-- START OF Listed entries --
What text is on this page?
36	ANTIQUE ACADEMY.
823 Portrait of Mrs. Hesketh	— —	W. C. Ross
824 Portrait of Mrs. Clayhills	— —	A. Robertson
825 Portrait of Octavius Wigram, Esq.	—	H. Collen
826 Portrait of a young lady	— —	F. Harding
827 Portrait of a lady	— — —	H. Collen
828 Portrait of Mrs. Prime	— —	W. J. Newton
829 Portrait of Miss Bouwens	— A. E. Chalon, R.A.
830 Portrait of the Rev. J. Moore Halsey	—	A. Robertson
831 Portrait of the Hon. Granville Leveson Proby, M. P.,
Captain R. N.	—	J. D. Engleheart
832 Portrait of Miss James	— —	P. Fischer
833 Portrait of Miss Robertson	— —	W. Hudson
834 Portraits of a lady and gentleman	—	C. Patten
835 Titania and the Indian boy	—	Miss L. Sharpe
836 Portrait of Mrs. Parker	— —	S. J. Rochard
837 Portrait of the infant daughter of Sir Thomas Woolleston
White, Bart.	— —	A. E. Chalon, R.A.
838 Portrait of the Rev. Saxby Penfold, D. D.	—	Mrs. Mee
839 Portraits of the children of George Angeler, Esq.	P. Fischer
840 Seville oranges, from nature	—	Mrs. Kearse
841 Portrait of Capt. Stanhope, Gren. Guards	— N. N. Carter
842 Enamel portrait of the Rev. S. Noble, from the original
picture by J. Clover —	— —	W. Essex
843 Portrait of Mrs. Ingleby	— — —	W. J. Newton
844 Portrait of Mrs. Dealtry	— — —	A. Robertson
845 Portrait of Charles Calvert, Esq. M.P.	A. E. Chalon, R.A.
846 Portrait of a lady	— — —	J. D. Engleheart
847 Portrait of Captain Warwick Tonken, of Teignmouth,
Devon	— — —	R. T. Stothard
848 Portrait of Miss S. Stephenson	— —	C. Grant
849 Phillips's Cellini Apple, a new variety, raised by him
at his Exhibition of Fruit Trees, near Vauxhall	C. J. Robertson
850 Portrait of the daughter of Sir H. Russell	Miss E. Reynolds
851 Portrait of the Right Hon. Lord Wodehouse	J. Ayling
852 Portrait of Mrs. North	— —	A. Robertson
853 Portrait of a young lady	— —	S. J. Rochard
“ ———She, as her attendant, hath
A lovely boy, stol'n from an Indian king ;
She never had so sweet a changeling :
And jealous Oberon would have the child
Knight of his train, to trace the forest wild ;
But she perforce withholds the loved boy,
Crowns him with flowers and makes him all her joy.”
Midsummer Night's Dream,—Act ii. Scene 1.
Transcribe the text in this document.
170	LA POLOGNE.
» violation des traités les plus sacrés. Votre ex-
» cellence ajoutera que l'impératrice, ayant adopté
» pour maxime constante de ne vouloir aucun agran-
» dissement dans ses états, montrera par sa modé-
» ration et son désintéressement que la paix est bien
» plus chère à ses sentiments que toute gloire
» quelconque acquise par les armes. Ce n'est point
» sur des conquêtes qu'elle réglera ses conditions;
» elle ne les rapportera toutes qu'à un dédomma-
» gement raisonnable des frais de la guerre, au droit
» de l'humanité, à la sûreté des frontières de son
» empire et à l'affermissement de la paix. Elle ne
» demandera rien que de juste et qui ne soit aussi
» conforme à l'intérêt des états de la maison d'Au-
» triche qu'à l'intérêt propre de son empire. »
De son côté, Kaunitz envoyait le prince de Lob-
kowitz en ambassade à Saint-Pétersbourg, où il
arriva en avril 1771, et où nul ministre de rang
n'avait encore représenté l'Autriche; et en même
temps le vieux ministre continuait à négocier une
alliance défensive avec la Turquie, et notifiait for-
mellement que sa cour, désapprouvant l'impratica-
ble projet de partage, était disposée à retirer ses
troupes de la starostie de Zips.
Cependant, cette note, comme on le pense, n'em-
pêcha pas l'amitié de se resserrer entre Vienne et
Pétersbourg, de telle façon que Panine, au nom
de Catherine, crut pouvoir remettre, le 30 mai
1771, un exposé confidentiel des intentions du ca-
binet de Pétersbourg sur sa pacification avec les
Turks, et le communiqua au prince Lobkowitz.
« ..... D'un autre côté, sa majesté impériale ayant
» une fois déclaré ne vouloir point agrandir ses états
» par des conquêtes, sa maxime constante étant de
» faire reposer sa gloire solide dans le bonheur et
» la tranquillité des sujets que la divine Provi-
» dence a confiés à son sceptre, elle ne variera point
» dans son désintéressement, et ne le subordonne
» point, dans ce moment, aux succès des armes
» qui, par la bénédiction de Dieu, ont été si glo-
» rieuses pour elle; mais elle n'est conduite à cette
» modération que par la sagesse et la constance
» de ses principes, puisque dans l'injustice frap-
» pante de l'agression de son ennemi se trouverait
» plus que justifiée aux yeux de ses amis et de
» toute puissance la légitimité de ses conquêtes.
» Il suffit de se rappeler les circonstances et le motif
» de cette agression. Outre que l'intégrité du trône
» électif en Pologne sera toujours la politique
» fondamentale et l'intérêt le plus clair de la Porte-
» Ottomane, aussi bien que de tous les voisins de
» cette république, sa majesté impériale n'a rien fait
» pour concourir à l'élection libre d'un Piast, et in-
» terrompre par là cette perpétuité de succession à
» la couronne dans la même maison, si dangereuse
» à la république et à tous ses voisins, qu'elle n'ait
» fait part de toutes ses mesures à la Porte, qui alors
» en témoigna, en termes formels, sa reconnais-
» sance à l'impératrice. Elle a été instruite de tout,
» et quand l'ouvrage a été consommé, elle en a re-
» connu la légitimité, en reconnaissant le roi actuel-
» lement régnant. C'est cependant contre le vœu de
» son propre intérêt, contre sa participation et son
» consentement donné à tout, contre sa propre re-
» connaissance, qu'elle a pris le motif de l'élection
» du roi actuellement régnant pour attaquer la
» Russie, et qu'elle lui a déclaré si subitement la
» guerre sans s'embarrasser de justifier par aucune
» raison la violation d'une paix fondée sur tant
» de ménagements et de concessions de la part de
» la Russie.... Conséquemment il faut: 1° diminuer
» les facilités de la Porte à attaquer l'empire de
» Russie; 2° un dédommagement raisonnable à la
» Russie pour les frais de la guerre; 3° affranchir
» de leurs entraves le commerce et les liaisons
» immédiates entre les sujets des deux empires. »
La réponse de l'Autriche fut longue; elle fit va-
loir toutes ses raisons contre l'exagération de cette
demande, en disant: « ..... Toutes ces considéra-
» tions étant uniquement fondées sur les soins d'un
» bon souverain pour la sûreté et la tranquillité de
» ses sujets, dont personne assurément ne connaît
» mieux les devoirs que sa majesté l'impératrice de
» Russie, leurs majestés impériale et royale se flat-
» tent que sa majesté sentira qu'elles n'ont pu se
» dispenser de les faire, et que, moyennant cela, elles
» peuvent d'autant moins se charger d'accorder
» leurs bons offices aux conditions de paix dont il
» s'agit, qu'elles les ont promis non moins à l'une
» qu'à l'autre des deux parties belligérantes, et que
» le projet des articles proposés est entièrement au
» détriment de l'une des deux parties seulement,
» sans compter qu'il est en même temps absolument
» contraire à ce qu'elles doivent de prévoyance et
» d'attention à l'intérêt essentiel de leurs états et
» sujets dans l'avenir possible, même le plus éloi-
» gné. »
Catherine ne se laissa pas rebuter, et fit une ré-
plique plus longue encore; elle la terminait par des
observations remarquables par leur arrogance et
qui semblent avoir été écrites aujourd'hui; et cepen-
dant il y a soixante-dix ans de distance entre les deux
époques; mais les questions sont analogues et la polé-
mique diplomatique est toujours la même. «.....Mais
-- END OF Listed entries --
▶ **Work to do**
Without leaving anything out, quote all the data.

▶ **Response to this task**
What text is on this page?
36	ANTIQUE ACADEMY.
823 Portrait of Mrs. Hesketh	— —	W. C. Ross
824 Portrait of Mrs. Clayhills	— —	A. Robertson
825 Portrait of Octavius Wigram, Esq.	—	H. Collen
826 Portrait of a young lady	— —	F. Harding
827 Portrait of a lady	— — —	H. Collen
828 Portrait of Mrs. Prime	— —	W. J. Newton
829 Portrait of Miss Bouwens	— A. E. Chalon, R.A.
830 Portrait of the Rev. J. Moore Halsey	—	A. Robertson
831 Portrait of the Hon. Granville Leveson Proby, M. P.,
Captain R. N.	—	J. D. Engleheart
832 Portrait of Miss James	— —	P. Fischer
833 Portrait of Miss Robertson	— —	W. Hudson
834 Portraits of a lady and gentleman	—	C. Patten
835 Titania and the Indian boy	—	Miss L. Sharpe
836 Portrait of Mrs. Parker	— —	S. J. Rochard
837 Portrait of the infant daughter of Sir Thomas Woolleston
White, Bart.	— —	A. E. Chalon, R.A.
838 Portrait of the Rev. Saxby Penfold, D. D.	—	Mrs. Mee
839 Portraits of the children of George Angeler, Esq.	P. Fischer
840 Seville oranges, from nature	—	Mrs. Kearse
841 Portrait of Capt. Stanhope, Gren. Guards	— N. N. Carter
842 Enamel portrait of the Rev. S. Noble, from the original
picture by J. Clover —	— —	W. Essex
843 Portrait of Mrs. Ingleby	— — —	W. J. Newton
844 Portrait of Mrs. Dealtry	— — —	A. Robertson
845 Portrait of Charles Calvert, Esq. M.P.	A. E. Chalon, R.A.
846 Portrait of a lady	— — —	J. D. Engleheart
847 Portrait of Captain Warwick Tonken, of Teignmouth,
Devon	— — —	R. T. Stothard
848 Portrait of Miss S. Stephenson	— —	C. Grant
849 Phillips's Cellini Apple, a new variety, raised by him
at his Exhibition of Fruit Trees, near Vauxhall	C. J. Robertson
850 Portrait of the daughter of Sir H. Russell	Miss E. Reynolds
851 Portrait of the Right Hon. Lord Wodehouse	J. Ayling
852 Portrait of Mrs. North	— —	A. Robertson
853 Portrait of a young lady	— —	S. J. Rochard
“ ———She, as her attendant, hath
A lovely boy, stol'n from an Indian king ;
She never had so sweet a changeling :
And jealous Oberon would have the child
Knight of his train, to trace the forest wild ;
But she perforce withholds the loved boy,
Crowns him with flowers and makes him all her joy.”
Midsummer Night's Dream,—Act ii. Scene 1.
Transcribe the text in this document.
170	LA POLOGNE.
» violation des traités les plus sacrés. Votre ex-
» cellence ajoutera que l'impératrice, ayant adopté
» pour maxime constante de ne vouloir aucun agran-
» dissement dans ses états, montrera par sa modé-
» ration et son désintéressement que la paix est bien
» plus chère à ses sentiments que toute gloire
» quelconque acquise par les armes. Ce n'est point
» sur des conquêtes qu'elle réglera ses conditions;
» elle ne les rapportera toutes qu'à un dédomma-
» gement raisonnable des frais de la guerre, au droit
» de l'humanité, à la sûreté des frontières de son
» empire et à l'affermissement de la paix. Elle ne
» demandera rien que de juste et qui ne soit aussi
» conforme à l'intérêt des états de la maison d'Au-
» triche qu'à l'intérêt propre de son empire. »
De son côté, Kaunitz envoyait le prince de Lob-
kowitz en ambassade à Saint-Pétersbourg, où il
arriva en avril 1771, et où nul ministre de rang
n'avait encore représenté l'Autriche; et en même
temps le vieux ministre continuait à négocier une
alliance défensive avec la Turquie, et notifiait for-
mellement que sa cour, désapprouvant l'impratica-
ble projet de partage, était disposée à retirer ses
troupes de la starostie de Zips.
Cependant, cette note, comme on le pense, n'em-
pêcha pas l'amitié de se resserrer entre Vienne et
Pétersbourg, de telle façon que Panine, au nom
de Catherine, crut pouvoir remettre, le 30 mai
1771, un exposé confidentiel des intentions du ca-
binet de Pétersbourg sur sa pacification avec les
Turks, et le communiqua au prince Lobkowitz.
« ..... D'un autre côté, sa majesté impériale ayant
» une fois déclaré ne vouloir point agrandir ses états
» par des conquêtes, sa maxime constante étant de
» faire reposer sa gloire solide dans le bonheur et
» la tranquillité des sujets que la divine Provi-
» dence a confiés à son sceptre, elle ne variera point
» dans son désintéressement, et ne le subordonne
» point, dans ce moment, aux succès des armes
» qui, par la bénédiction de Dieu, ont été si glo-
» rieuses pour elle; mais elle n'est conduite à cette
» modération que par la sagesse et la constance
» de ses principes, puisque dans l'injustice frap-
» pante de l'agression de son ennemi se trouverait
» plus que justifiée aux yeux de ses amis et de
» toute puissance la légitimité de ses conquêtes.
» Il suffit de se rappeler les circonstances et le motif
» de cette agression. Outre que l'intégrité du trône
» électif en Pologne sera toujours la politique
» fondamentale et l'intérêt le plus clair de la Porte-
» Ottomane, aussi bien que de tous les voisins de
» cette république, sa majesté impériale n'a rien fait
» pour concourir à l'élection libre d'un Piast, et in-
» terrompre par là cette perpétuité de succession à
» la couronne dans la même maison, si dangereuse
» à la république et à tous ses voisins, qu'elle n'ait
» fait part de toutes ses mesures à la Porte, qui alors
» en témoigna, en termes formels, sa reconnais-
» sance à l'impératrice. Elle a été instruite de tout,
» et quand l'ouvrage a été consommé, elle en a re-
» connu la légitimité, en reconnaissant le roi actuel-
» lement régnant. C'est cependant contre le vœu de
» son propre intérêt, contre sa participation et son
» consentement donné à tout, contre sa propre re-
» connaissance, qu'elle a pris le motif de l'élection
» du roi actuellement régnant pour attaquer la
» Russie, et qu'elle lui a déclaré si subitement la
» guerre sans s'embarrasser de justifier par aucune
» raison la violation d'une paix fondée sur tant
» de ménagements et de concessions de la part de
» la Russie.... Conséquemment il faut: 1° diminuer
» les facilités de la Porte à attaquer l'empire de
» Russie; 2° un dédommagement raisonnable à la
» Russie pour les frais de la guerre; 3° affranchir
» de leurs entraves le commerce et les liaisons
» immédiates entre les sujets des deux empires. »
La réponse de l'Autriche fut longue; elle fit va-
loir toutes ses raisons contre l'exagération de cette
demande, en disant: « ..... Toutes ces considéra-
» tions étant uniquement fondées sur les soins d'un
» bon souverain pour la sûreté et la tranquillité de
» ses sujets, dont personne assurément ne connaît
» mieux les devoirs que sa majesté l'impératrice de
» Russie, leurs majestés impériale et royale se flat-
» tent que sa majesté sentira qu'elles n'ont pu se
» dispenser de les faire, et que, moyennant cela, elles
» peuvent d'autant moins se charger d'accorder
» leurs bons offices aux conditions de paix dont il
» s'agit, qu'elles les ont promis non moins à l'une
» qu'à l'autre des deux parties belligérantes, et que
» le projet des articles proposés est entièrement au
» détriment de l'une des deux parties seulement,
» sans compter qu'il est en même temps absolument
» contraire à ce qu'elles doivent de prévoyance et
» d'attention à l'intérêt essentiel de leurs états et
» sujets dans l'avenir possible, même le plus éloi-
» gné. »
Catherine ne se laissa pas rebuter, et fit une ré-
plique plus longue encore; elle la terminait par des
observations remarquables par leur arrogance et
qui semblent avoir été écrites aujourd'hui; et cepen-
dant il y a soixante-dix ans de distance entre les deux
époques; mais les questions sont analogues et la polé-
mique diplomatique est toujours la même. «.....Mais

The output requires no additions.